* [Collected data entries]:
□ □ □
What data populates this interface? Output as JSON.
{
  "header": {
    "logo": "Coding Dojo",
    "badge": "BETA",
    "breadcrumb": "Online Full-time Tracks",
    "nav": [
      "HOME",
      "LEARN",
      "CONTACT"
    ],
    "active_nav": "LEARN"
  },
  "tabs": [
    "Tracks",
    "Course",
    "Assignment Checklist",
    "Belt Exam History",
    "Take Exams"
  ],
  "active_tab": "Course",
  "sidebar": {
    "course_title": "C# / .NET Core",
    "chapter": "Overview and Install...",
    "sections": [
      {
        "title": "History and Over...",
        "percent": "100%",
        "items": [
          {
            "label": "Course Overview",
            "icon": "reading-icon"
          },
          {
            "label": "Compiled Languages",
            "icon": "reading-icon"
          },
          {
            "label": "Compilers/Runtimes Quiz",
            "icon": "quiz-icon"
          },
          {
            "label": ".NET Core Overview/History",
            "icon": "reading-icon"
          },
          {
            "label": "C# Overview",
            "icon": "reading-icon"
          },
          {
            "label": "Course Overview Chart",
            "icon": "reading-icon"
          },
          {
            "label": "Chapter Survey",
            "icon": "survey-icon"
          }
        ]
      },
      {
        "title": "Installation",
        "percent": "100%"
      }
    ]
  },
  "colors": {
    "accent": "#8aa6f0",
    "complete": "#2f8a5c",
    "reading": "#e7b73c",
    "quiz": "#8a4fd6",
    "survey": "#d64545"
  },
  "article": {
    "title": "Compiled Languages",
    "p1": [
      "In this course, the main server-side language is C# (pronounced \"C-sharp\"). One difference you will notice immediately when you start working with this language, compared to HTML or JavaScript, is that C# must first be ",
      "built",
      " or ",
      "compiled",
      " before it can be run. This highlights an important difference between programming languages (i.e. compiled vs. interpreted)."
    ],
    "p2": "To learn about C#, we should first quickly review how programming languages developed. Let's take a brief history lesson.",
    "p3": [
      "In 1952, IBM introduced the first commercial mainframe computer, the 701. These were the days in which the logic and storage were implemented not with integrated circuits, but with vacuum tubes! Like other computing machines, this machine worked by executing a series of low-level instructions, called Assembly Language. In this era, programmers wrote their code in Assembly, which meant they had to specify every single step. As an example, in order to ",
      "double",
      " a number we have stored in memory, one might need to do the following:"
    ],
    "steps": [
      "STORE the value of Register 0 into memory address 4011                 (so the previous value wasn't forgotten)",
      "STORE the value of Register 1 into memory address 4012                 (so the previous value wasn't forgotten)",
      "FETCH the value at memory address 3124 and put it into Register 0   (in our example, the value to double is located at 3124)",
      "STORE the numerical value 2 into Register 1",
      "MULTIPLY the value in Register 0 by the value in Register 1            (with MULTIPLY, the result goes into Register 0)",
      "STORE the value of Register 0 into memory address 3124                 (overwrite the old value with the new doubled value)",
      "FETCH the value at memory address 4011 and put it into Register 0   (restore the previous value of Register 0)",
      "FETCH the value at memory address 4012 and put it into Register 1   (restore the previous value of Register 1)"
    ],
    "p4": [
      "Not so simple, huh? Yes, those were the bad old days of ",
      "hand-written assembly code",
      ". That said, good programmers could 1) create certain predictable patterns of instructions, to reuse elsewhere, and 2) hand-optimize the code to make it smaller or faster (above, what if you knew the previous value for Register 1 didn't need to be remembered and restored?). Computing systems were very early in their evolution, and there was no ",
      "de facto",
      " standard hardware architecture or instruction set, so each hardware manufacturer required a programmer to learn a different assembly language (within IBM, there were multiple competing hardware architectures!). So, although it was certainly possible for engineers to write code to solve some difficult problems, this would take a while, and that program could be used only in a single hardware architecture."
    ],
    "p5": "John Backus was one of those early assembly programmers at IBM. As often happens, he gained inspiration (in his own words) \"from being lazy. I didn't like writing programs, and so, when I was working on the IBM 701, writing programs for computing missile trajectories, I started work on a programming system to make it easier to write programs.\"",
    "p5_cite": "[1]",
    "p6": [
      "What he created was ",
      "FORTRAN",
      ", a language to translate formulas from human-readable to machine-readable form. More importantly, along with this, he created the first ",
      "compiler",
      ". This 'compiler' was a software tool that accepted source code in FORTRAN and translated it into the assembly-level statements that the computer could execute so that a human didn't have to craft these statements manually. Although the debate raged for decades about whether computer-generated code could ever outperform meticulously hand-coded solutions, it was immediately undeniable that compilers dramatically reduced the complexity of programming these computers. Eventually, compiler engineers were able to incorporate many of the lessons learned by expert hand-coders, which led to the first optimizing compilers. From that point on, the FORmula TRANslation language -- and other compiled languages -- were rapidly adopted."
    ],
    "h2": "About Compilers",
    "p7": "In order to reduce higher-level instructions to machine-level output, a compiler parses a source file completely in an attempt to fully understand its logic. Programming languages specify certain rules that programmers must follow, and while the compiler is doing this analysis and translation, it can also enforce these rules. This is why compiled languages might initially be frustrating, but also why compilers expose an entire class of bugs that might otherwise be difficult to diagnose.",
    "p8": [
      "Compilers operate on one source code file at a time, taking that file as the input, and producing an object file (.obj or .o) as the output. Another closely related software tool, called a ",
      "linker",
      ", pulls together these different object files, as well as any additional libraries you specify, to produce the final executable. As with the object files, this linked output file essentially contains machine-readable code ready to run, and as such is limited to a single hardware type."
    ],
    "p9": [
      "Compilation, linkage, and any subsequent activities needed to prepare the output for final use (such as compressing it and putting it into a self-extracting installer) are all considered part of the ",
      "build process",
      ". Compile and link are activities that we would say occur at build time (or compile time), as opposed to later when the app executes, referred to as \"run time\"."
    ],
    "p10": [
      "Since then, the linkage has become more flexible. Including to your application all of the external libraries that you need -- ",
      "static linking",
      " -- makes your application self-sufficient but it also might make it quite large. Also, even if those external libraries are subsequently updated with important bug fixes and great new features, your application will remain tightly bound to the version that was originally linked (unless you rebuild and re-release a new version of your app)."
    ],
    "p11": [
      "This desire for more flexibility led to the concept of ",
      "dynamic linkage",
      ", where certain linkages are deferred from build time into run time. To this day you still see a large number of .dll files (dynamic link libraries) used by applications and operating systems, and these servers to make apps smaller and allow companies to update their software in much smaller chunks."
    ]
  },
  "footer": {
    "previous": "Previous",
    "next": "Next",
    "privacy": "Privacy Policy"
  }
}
□ □ □
Restate every entry word for word.

* [Task result]:
What data populates this interface? Output as JSON.
{
  "header": {
    "logo": "Coding Dojo",
    "badge": "BETA",
    "breadcrumb": "Online Full-time Tracks",
    "nav": [
      "HOME",
      "LEARN",
      "CONTACT"
    ],
    "active_nav": "LEARN"
  },
  "tabs": [
    "Tracks",
    "Course",
    "Assignment Checklist",
    "Belt Exam History",
    "Take Exams"
  ],
  "active_tab": "Course",
  "sidebar": {
    "course_title": "C# / .NET Core",
    "chapter": "Overview and Install...",
    "sections": [
      {
        "title": "History and Over...",
        "percent": "100%",
        "items": [
          {
            "label": "Course Overview",
            "icon": "reading-icon"
          },
          {
            "label": "Compiled Languages",
            "icon": "reading-icon"
          },
          {
            "label": "Compilers/Runtimes Quiz",
            "icon": "quiz-icon"
          },
          {
            "label": ".NET Core Overview/History",
            "icon": "reading-icon"
          },
          {
            "label": "C# Overview",
            "icon": "reading-icon"
          },
          {
            "label": "Course Overview Chart",
            "icon": "reading-icon"
          },
          {
            "label": "Chapter Survey",
            "icon": "survey-icon"
          }
        ]
      },
      {
        "title": "Installation",
        "percent": "100%"
      }
    ]
  },
  "colors": {
    "accent": "#8aa6f0",
    "complete": "#2f8a5c",
    "reading": "#e7b73c",
    "quiz": "#8a4fd6",
    "survey": "#d64545"
  },
  "article": {
    "title": "Compiled Languages",
    "p1": [
      "In this course, the main server-side language is C# (pronounced \"C-sharp\"). One difference you will notice immediately when you start working with this language, compared to HTML or JavaScript, is that C# must first be ",
      "built",
      " or ",
      "compiled",
      " before it can be run. This highlights an important difference between programming languages (i.e. compiled vs. interpreted)."
    ],
    "p2": "To learn about C#, we should first quickly review how programming languages developed. Let's take a brief history lesson.",
    "p3": [
      "In 1952, IBM introduced the first commercial mainframe computer, the 701. These were the days in which the logic and storage were implemented not with integrated circuits, but with vacuum tubes! Like other computing machines, this machine worked by executing a series of low-level instructions, called Assembly Language. In this era, programmers wrote their code in Assembly, which meant they had to specify every single step. As an example, in order to ",
      "double",
      " a number we have stored in memory, one might need to do the following:"
    ],
    "steps": [
      "STORE the value of Register 0 into memory address 4011                 (so the previous value wasn't forgotten)",
      "STORE the value of Register 1 into memory address 4012                 (so the previous value wasn't forgotten)",
      "FETCH the value at memory address 3124 and put it into Register 0   (in our example, the value to double is located at 3124)",
      "STORE the numerical value 2 into Register 1",
      "MULTIPLY the value in Register 0 by the value in Register 1            (with MULTIPLY, the result goes into Register 0)",
      "STORE the value of Register 0 into memory address 3124                 (overwrite the old value with the new doubled value)",
      "FETCH the value at memory address 4011 and put it into Register 0   (restore the previous value of Register 0)",
      "FETCH the value at memory address 4012 and put it into Register 1   (restore the previous value of Register 1)"
    ],
    "p4": [
      "Not so simple, huh? Yes, those were the bad old days of ",
      "hand-written assembly code",
      ". That said, good programmers could 1) create certain predictable patterns of instructions, to reuse elsewhere, and 2) hand-optimize the code to make it smaller or faster (above, what if you knew the previous value for Register 1 didn't need to be remembered and restored?). Computing systems were very early in their evolution, and there was no ",
      "de facto",
      " standard hardware architecture or instruction set, so each hardware manufacturer required a programmer to learn a different assembly language (within IBM, there were multiple competing hardware architectures!). So, although it was certainly possible for engineers to write code to solve some difficult problems, this would take a while, and that program could be used only in a single hardware architecture."
    ],
    "p5": "John Backus was one of those early assembly programmers at IBM. As often happens, he gained inspiration (in his own words) \"from being lazy. I didn't like writing programs, and so, when I was working on the IBM 701, writing programs for computing missile trajectories, I started work on a programming system to make it easier to write programs.\"",
    "p5_cite": "[1]",
    "p6": [
      "What he created was ",
      "FORTRAN",
      ", a language to translate formulas from human-readable to machine-readable form. More importantly, along with this, he created the first ",
      "compiler",
      ". This 'compiler' was a software tool that accepted source code in FORTRAN and translated it into the assembly-level statements that the computer could execute so that a human didn't have to craft these statements manually. Although the debate raged for decades about whether computer-generated code could ever outperform meticulously hand-coded solutions, it was immediately undeniable that compilers dramatically reduced the complexity of programming these computers. Eventually, compiler engineers were able to incorporate many of the lessons learned by expert hand-coders, which led to the first optimizing compilers. From that point on, the FORmula TRANslation language -- and other compiled languages -- were rapidly adopted."
    ],
    "h2": "About Compilers",
    "p7": "In order to reduce higher-level instructions to machine-level output, a compiler parses a source file completely in an attempt to fully understand its logic. Programming languages specify certain rules that programmers must follow, and while the compiler is doing this analysis and translation, it can also enforce these rules. This is why compiled languages might initially be frustrating, but also why compilers expose an entire class of bugs that might otherwise be difficult to diagnose.",
    "p8": [
      "Compilers operate on one source code file at a time, taking that file as the input, and producing an object file (.obj or .o) as the output. Another closely related software tool, called a ",
      "linker",
      ", pulls together these different object files, as well as any additional libraries you specify, to produce the final executable. As with the object files, this linked output file essentially contains machine-readable code ready to run, and as such is limited to a single hardware type."
    ],
    "p9": [
      "Compilation, linkage, and any subsequent activities needed to prepare the output for final use (such as compressing it and putting it into a self-extracting installer) are all considered part of the ",
      "build process",
      ". Compile and link are activities that we would say occur at build time (or compile time), as opposed to later when the app executes, referred to as \"run time\"."
    ],
    "p10": [
      "Since then, the linkage has become more flexible. Including to your application all of the external libraries that you need -- ",
      "static linking",
      " -- makes your application self-sufficient but it also might make it quite large. Also, even if those external libraries are subsequently updated with important bug fixes and great new features, your application will remain tightly bound to the version that was originally linked (unless you rebuild and re-release a new version of your app)."
    ],
    "p11": [
      "This desire for more flexibility led to the concept of ",
      "dynamic linkage",
      ", where certain linkages are deferred from build time into run time. To this day you still see a large number of .dll files (dynamic link libraries) used by applications and operating systems, and these servers to make apps smaller and allow companies to update their software in much smaller chunks."
    ]
  },
  "footer": {
    "previous": "Previous",
    "next": "Next",
    "privacy": "Privacy Policy"
  }
}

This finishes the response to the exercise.